• Request:
Show each line from the listing that includes the word "this".
-- start of Working data --
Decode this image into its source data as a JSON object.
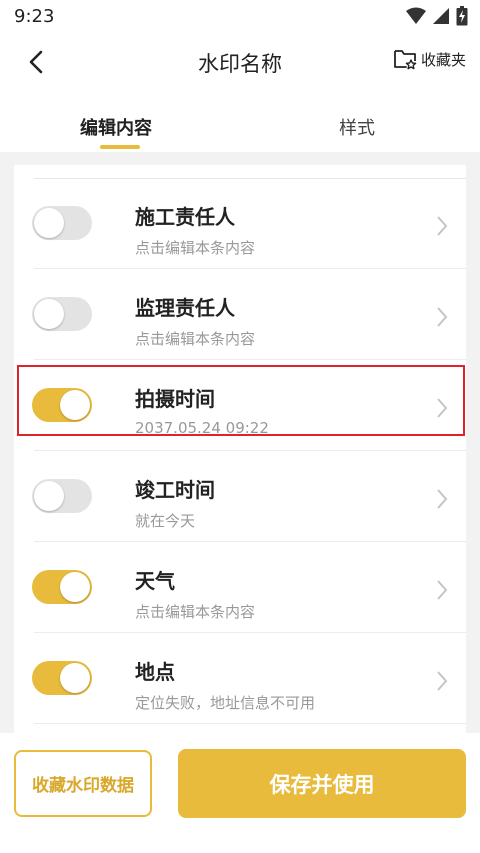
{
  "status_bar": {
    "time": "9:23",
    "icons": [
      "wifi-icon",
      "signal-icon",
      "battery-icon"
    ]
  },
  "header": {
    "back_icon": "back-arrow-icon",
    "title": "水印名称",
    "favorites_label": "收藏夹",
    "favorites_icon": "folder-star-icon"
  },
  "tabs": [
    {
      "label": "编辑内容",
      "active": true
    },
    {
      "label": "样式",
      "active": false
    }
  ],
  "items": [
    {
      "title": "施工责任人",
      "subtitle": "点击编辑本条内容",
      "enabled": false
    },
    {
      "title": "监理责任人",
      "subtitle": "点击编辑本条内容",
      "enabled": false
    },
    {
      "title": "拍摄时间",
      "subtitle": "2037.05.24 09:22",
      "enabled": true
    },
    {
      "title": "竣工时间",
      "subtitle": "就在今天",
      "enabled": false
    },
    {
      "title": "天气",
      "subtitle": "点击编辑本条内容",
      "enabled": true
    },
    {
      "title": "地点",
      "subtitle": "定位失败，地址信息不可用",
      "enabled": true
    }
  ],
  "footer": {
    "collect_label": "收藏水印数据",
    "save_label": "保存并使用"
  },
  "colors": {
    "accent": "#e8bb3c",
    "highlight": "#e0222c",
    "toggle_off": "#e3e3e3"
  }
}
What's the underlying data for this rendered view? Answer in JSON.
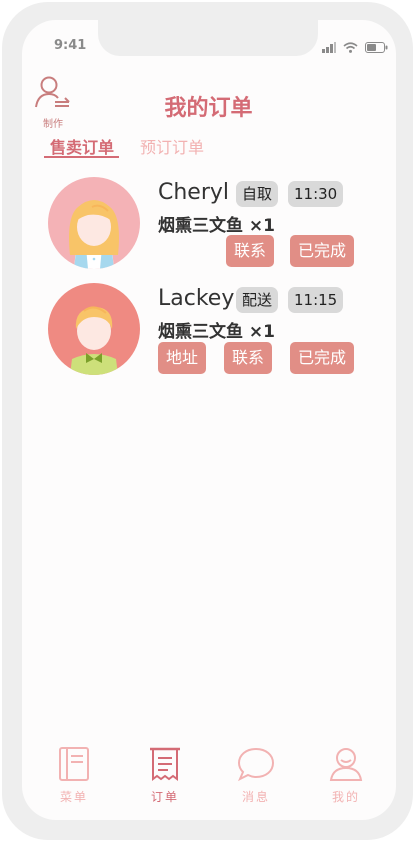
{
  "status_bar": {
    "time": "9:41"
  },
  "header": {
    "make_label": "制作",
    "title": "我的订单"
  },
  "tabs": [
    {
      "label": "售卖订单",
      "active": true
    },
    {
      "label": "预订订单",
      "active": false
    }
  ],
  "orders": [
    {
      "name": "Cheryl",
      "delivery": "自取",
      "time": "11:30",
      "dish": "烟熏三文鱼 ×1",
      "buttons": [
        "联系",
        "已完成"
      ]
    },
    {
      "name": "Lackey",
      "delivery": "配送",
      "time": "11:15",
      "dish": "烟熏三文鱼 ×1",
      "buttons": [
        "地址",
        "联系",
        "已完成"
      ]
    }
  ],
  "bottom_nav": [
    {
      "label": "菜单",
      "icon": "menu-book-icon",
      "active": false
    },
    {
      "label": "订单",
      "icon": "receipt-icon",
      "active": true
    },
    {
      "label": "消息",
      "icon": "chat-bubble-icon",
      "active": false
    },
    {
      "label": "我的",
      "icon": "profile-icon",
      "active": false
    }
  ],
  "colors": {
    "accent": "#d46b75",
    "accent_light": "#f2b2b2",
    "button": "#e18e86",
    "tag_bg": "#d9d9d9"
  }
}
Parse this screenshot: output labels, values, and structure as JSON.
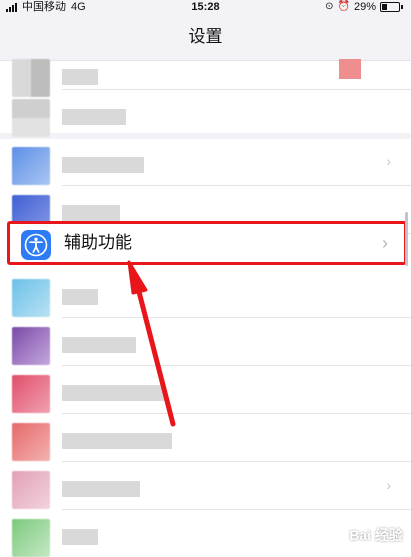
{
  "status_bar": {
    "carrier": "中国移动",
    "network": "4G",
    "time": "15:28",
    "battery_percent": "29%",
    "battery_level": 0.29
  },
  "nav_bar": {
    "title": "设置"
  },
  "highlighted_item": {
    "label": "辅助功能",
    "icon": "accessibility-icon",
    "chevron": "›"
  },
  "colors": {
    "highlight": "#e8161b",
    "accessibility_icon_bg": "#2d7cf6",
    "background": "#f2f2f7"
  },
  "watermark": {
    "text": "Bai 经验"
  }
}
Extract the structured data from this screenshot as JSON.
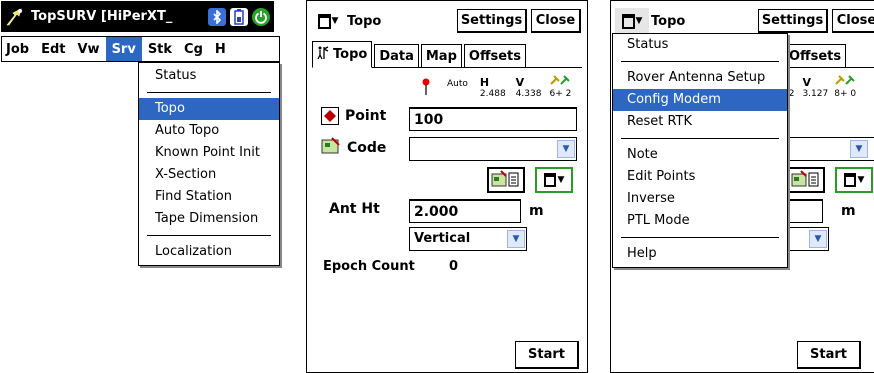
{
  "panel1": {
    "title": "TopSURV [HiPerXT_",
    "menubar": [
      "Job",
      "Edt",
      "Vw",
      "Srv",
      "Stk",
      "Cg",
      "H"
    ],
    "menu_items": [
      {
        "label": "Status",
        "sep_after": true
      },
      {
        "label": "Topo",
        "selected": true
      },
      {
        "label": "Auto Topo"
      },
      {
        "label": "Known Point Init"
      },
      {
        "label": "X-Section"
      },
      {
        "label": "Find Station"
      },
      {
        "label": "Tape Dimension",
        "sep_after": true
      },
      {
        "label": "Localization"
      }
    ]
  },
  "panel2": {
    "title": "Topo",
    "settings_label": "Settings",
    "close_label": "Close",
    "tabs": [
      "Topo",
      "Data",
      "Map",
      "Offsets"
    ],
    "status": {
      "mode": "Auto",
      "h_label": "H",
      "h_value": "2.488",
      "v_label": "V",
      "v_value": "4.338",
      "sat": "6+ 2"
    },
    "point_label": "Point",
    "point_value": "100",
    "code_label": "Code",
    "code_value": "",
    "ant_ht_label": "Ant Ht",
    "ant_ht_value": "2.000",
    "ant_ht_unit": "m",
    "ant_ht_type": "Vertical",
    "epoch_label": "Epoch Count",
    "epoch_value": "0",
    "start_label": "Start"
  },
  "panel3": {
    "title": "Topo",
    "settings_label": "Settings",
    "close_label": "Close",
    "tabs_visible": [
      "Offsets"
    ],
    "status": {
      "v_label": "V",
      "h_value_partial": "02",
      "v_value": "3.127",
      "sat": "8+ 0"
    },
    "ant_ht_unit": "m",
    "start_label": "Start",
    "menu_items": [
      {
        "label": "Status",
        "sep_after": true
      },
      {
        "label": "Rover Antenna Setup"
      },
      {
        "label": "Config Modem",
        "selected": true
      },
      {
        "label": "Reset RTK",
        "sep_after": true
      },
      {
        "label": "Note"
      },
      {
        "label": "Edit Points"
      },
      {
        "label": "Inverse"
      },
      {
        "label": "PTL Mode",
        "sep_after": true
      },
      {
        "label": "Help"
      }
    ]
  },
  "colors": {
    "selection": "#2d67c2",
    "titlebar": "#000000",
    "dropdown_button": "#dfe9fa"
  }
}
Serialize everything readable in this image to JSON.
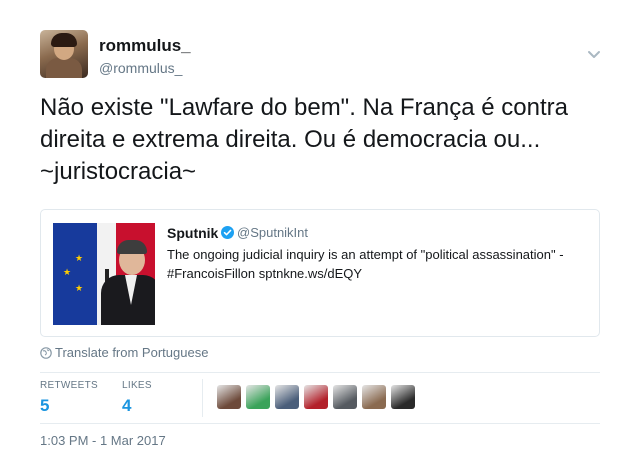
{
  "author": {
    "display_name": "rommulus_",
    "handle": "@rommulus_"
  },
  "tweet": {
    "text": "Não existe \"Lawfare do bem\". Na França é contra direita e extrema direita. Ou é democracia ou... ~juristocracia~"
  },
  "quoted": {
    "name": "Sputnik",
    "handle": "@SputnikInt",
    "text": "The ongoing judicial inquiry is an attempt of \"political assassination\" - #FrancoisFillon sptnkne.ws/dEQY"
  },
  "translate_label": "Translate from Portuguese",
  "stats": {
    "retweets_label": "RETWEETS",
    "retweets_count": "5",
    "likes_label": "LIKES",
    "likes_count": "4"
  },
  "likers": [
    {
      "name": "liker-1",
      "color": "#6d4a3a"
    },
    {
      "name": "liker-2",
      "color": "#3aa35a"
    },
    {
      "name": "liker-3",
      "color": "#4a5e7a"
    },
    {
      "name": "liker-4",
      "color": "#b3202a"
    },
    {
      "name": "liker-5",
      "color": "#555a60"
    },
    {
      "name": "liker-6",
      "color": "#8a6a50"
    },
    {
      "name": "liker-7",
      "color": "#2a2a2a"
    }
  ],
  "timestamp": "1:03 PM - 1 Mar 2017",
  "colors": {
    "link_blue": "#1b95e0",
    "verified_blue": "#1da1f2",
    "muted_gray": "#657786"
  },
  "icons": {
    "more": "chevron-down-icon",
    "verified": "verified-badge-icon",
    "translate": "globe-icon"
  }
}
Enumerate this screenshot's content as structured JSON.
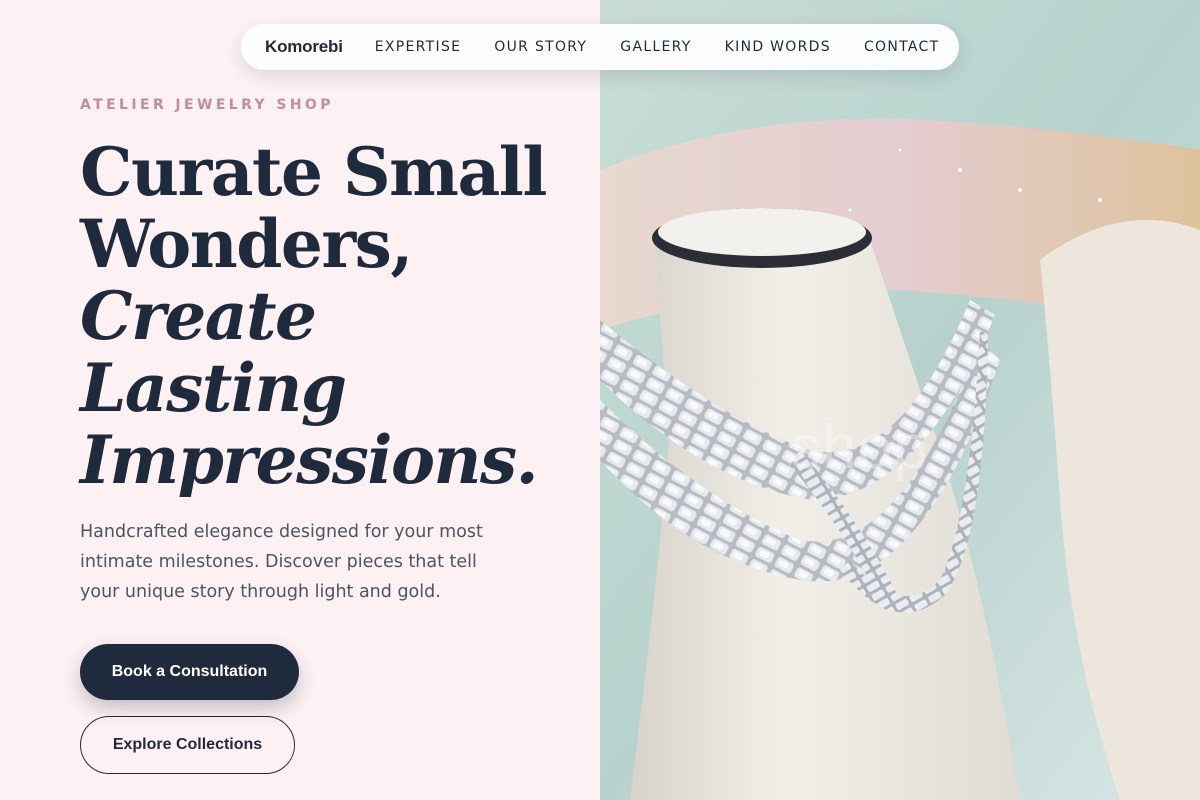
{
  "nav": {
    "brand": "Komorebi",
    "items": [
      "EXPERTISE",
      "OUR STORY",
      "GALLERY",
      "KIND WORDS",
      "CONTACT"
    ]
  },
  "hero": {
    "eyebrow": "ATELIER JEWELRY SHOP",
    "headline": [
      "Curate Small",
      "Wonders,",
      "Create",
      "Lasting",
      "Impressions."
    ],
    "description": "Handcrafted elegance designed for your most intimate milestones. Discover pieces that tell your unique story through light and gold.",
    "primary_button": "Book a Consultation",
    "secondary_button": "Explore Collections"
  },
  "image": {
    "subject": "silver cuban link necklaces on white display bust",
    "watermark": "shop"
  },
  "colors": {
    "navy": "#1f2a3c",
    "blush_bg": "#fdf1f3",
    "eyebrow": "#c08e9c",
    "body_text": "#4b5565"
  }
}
-- end of Working data --
• Finished answer:
Decode this image into its source data as a JSON object.
What's the underlying data for this rendered view? Answer in JSON.
Parse this screenshot: output labels, values, and structure as JSON.
Extract the structured data from this screenshot as JSON.
Serialize everything readable in this image to JSON.
Enumerate this screenshot's content as structured JSON.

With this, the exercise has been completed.